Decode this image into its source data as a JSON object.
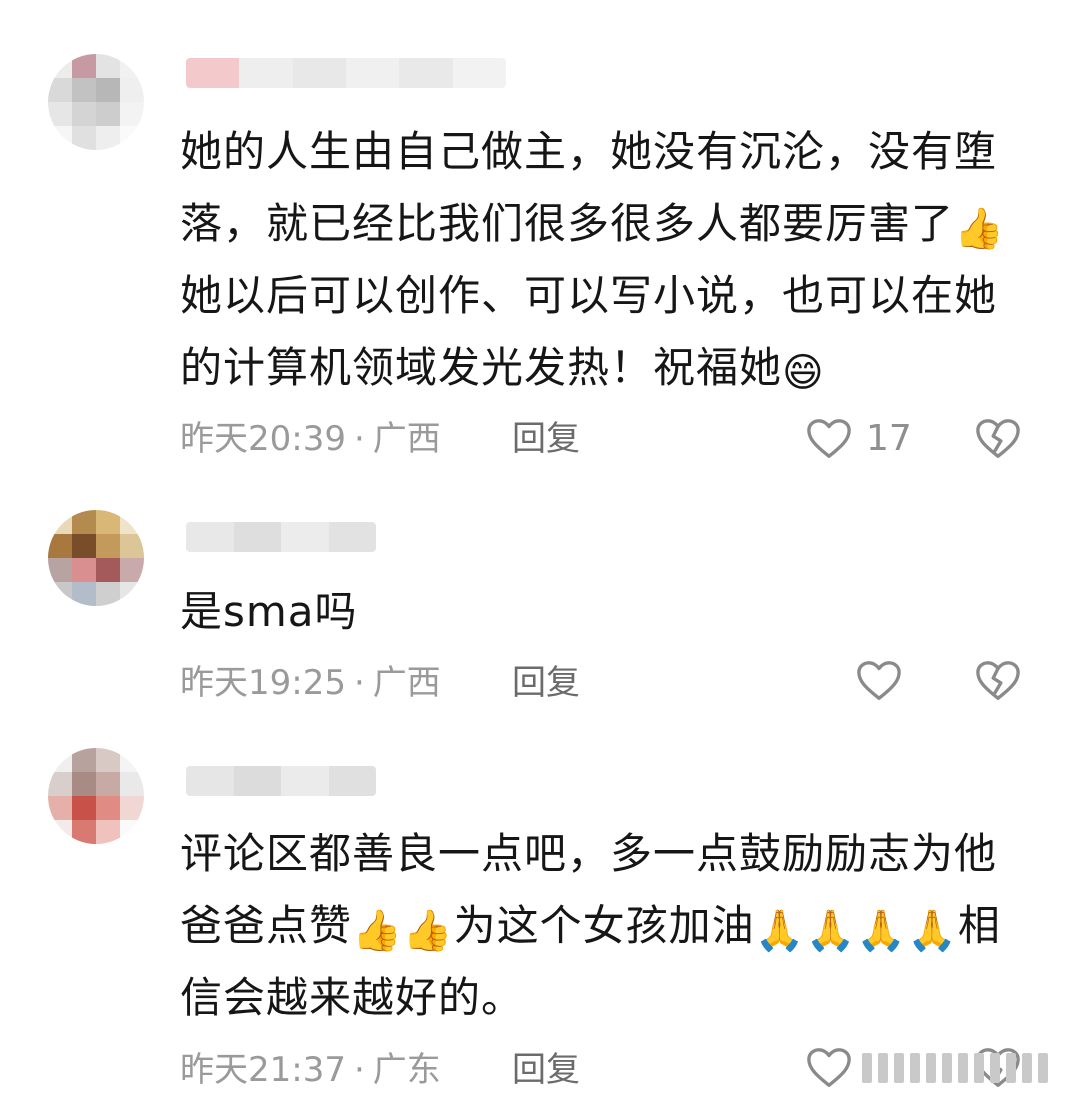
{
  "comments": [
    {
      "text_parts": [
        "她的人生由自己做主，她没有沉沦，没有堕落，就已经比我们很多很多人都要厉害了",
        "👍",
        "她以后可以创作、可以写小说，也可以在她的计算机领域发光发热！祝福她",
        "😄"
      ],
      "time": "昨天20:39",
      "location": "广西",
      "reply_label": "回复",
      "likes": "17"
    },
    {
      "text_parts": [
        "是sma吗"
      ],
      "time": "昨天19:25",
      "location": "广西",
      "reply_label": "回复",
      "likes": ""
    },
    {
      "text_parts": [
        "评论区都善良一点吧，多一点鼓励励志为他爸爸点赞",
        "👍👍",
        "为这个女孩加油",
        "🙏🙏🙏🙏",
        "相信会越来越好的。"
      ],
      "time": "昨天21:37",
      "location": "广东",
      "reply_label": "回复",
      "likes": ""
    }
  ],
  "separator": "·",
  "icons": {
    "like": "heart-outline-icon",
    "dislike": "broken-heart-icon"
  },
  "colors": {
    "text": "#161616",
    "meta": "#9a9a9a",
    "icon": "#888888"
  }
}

★ ★ ★ ★

With the pictures omitted, reproduce the records in full and exactly.

Decode this image into its source data as a JSON object.
{
  "comments": [
    {
      "text_parts": [
        "她的人生由自己做主，她没有沉沦，没有堕落，就已经比我们很多很多人都要厉害了",
        "👍",
        "她以后可以创作、可以写小说，也可以在她的计算机领域发光发热！祝福她",
        "😄"
      ],
      "time": "昨天20:39",
      "location": "广西",
      "reply_label": "回复",
      "likes": "17"
    },
    {
      "text_parts": [
        "是sma吗"
      ],
      "time": "昨天19:25",
      "location": "广西",
      "reply_label": "回复",
      "likes": ""
    },
    {
      "text_parts": [
        "评论区都善良一点吧，多一点鼓励励志为他爸爸点赞",
        "👍👍",
        "为这个女孩加油",
        "🙏🙏🙏🙏",
        "相信会越来越好的。"
      ],
      "time": "昨天21:37",
      "location": "广东",
      "reply_label": "回复",
      "likes": ""
    }
  ],
  "separator": "·",
  "icons": {
    "like": "heart-outline-icon",
    "dislike": "broken-heart-icon"
  },
  "colors": {
    "text": "#161616",
    "meta": "#9a9a9a",
    "icon": "#888888"
  }
}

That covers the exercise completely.